• **Set exercise**
Reproduce the stretch of data from its start through the line containing "- outlook-desc: Continued", with both ends included and no changes.

• **Given data**
+++++

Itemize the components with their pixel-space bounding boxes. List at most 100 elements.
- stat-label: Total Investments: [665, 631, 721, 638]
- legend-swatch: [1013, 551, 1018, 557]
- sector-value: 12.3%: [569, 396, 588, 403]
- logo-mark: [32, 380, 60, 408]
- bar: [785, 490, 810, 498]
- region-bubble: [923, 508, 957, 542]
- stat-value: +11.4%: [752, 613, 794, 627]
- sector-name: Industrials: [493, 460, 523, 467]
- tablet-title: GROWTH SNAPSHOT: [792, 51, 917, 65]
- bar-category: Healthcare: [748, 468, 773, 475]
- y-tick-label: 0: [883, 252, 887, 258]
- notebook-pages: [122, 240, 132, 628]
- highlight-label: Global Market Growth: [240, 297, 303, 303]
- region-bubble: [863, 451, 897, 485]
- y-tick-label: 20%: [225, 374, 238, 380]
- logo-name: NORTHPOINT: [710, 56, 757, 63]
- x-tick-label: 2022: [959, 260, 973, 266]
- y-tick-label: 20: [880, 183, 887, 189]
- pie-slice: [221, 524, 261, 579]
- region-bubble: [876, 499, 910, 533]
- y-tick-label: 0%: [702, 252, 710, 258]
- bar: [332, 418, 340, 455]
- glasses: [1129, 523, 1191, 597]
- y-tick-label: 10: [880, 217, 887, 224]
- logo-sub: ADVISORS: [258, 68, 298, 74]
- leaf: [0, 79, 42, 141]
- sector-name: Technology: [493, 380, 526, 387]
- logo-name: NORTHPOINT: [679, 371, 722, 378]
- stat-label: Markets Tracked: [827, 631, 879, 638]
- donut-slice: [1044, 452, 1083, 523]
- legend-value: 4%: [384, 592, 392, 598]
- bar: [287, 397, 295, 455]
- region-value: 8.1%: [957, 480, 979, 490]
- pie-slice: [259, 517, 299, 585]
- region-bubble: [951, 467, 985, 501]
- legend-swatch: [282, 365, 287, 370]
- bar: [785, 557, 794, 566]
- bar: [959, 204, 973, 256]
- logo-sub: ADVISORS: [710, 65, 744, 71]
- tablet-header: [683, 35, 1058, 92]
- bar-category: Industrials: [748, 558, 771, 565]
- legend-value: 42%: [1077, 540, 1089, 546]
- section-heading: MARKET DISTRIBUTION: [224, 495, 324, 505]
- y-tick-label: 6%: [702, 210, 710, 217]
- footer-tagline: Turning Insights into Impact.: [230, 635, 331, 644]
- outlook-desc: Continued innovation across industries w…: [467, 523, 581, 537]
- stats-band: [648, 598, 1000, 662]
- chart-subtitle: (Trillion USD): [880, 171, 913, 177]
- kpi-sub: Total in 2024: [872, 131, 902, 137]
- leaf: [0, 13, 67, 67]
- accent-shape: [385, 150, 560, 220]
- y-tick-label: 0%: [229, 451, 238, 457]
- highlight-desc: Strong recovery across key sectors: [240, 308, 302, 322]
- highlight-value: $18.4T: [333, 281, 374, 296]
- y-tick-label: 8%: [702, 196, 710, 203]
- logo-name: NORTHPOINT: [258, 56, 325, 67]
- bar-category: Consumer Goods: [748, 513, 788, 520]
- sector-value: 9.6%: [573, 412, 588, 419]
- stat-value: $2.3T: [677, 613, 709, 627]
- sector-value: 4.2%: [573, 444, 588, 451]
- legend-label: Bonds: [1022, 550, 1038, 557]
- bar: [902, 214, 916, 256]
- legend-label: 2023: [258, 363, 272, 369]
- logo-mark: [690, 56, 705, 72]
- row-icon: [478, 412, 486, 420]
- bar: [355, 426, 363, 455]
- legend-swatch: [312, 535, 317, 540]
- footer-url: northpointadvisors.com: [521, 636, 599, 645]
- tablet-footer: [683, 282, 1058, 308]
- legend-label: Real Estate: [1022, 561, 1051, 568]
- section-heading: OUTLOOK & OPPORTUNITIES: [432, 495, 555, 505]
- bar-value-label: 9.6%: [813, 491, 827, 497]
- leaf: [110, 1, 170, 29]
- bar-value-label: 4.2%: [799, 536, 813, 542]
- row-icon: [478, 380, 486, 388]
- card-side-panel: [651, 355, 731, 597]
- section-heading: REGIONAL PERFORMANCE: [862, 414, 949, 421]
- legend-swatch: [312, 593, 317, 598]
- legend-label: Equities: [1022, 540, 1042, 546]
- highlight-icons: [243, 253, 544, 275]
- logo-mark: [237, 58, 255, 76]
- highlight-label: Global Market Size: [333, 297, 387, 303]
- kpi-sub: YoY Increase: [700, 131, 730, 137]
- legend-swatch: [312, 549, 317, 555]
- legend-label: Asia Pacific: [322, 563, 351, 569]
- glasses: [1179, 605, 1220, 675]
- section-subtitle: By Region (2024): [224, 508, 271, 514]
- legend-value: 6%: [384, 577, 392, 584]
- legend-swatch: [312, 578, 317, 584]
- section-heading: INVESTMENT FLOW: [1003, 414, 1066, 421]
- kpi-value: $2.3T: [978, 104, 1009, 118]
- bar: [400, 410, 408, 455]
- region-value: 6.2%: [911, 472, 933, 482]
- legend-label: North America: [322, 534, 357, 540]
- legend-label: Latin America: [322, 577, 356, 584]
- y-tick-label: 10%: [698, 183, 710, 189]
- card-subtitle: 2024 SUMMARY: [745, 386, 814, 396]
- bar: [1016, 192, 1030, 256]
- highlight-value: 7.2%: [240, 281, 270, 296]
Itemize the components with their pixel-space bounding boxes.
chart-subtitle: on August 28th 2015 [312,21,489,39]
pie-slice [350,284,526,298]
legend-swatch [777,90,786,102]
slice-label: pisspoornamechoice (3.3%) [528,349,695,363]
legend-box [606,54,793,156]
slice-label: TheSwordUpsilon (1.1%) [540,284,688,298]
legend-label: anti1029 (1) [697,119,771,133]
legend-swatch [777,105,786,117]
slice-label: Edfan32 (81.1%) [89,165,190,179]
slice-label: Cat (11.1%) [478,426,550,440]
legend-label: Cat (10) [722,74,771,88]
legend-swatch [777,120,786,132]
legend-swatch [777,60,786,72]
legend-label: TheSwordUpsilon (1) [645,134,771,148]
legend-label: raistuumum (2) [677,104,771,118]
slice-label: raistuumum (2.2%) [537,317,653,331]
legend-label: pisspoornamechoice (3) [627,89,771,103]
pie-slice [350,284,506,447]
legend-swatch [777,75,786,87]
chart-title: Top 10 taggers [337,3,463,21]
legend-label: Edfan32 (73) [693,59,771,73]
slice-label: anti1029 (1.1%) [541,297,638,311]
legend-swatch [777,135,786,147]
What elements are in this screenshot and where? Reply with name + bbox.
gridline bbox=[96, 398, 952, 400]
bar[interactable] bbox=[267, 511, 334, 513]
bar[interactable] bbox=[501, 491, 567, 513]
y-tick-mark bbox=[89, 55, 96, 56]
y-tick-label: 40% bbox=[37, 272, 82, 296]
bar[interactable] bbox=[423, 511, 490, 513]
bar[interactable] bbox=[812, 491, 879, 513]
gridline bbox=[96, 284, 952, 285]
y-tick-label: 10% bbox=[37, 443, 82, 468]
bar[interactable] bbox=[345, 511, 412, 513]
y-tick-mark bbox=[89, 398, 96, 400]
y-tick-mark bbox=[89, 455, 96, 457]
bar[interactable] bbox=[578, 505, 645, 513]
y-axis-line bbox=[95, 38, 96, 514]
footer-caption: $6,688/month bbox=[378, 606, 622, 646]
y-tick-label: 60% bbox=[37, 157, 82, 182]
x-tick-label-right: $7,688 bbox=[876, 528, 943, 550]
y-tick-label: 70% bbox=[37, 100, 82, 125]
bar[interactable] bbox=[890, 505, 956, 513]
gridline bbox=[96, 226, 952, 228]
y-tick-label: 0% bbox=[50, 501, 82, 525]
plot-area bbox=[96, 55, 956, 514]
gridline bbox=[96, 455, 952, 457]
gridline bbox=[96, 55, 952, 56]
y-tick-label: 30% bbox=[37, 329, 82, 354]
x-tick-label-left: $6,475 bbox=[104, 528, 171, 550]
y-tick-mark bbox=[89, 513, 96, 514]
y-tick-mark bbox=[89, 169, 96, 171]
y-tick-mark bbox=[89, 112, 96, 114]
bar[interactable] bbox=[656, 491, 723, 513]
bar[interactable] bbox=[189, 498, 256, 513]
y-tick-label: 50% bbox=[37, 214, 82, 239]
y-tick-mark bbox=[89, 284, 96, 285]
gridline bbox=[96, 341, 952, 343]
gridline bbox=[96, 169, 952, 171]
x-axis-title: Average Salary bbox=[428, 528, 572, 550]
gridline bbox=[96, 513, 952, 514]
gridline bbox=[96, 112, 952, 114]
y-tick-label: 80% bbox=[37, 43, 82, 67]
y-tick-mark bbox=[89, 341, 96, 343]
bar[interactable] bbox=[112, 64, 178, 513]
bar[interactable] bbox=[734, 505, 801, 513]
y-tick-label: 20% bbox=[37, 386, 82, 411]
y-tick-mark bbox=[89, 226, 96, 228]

+++++

• **Written solution**
Itemize the components with their pixel-space bounding boxes. List at most 100 elements.
- stat-label: Total Investments: [665, 631, 721, 638]
- legend-swatch: [1013, 551, 1018, 557]
- sector-value: 12.3%: [569, 396, 588, 403]
- logo-mark: [32, 380, 60, 408]
- bar: [785, 490, 810, 498]
- region-bubble: [923, 508, 957, 542]
- stat-value: +11.4%: [752, 613, 794, 627]
- sector-name: Industrials: [493, 460, 523, 467]
- tablet-title: GROWTH SNAPSHOT: [792, 51, 917, 65]
- bar-category: Healthcare: [748, 468, 773, 475]
- y-tick-label: 0: [883, 252, 887, 258]
- notebook-pages: [122, 240, 132, 628]
- highlight-label: Global Market Growth: [240, 297, 303, 303]
- region-bubble: [863, 451, 897, 485]
- y-tick-label: 20%: [225, 374, 238, 380]
- logo-name: NORTHPOINT: [710, 56, 757, 63]
- x-tick-label: 2022: [959, 260, 973, 266]
- y-tick-label: 20: [880, 183, 887, 189]
- pie-slice: [221, 524, 261, 579]
- region-bubble: [876, 499, 910, 533]
- y-tick-label: 0%: [702, 252, 710, 258]
- bar: [332, 418, 340, 455]
- glasses: [1129, 523, 1191, 597]
- y-tick-label: 10: [880, 217, 887, 224]
- logo-sub: ADVISORS: [258, 68, 298, 74]
- leaf: [0, 79, 42, 141]
- sector-name: Technology: [493, 380, 526, 387]
- logo-name: NORTHPOINT: [679, 371, 722, 378]
- stat-label: Markets Tracked: [827, 631, 879, 638]
- donut-slice: [1044, 452, 1083, 523]
- legend-value: 4%: [384, 592, 392, 598]
- bar: [287, 397, 295, 455]
- region-value: 8.1%: [957, 480, 979, 490]
- pie-slice: [259, 517, 299, 585]
- region-bubble: [951, 467, 985, 501]
- legend-swatch: [282, 365, 287, 370]
- bar: [785, 557, 794, 566]
- bar: [959, 204, 973, 256]
- logo-sub: ADVISORS: [710, 65, 744, 71]
- tablet-header: [683, 35, 1058, 92]
- bar-category: Industrials: [748, 558, 771, 565]
- legend-value: 42%: [1077, 540, 1089, 546]
- section-heading: MARKET DISTRIBUTION: [224, 495, 324, 505]
- y-tick-label: 6%: [702, 210, 710, 217]
- footer-tagline: Turning Insights into Impact.: [230, 635, 331, 644]
- outlook-desc: Continued innovation across industries w…: [467, 523, 581, 537]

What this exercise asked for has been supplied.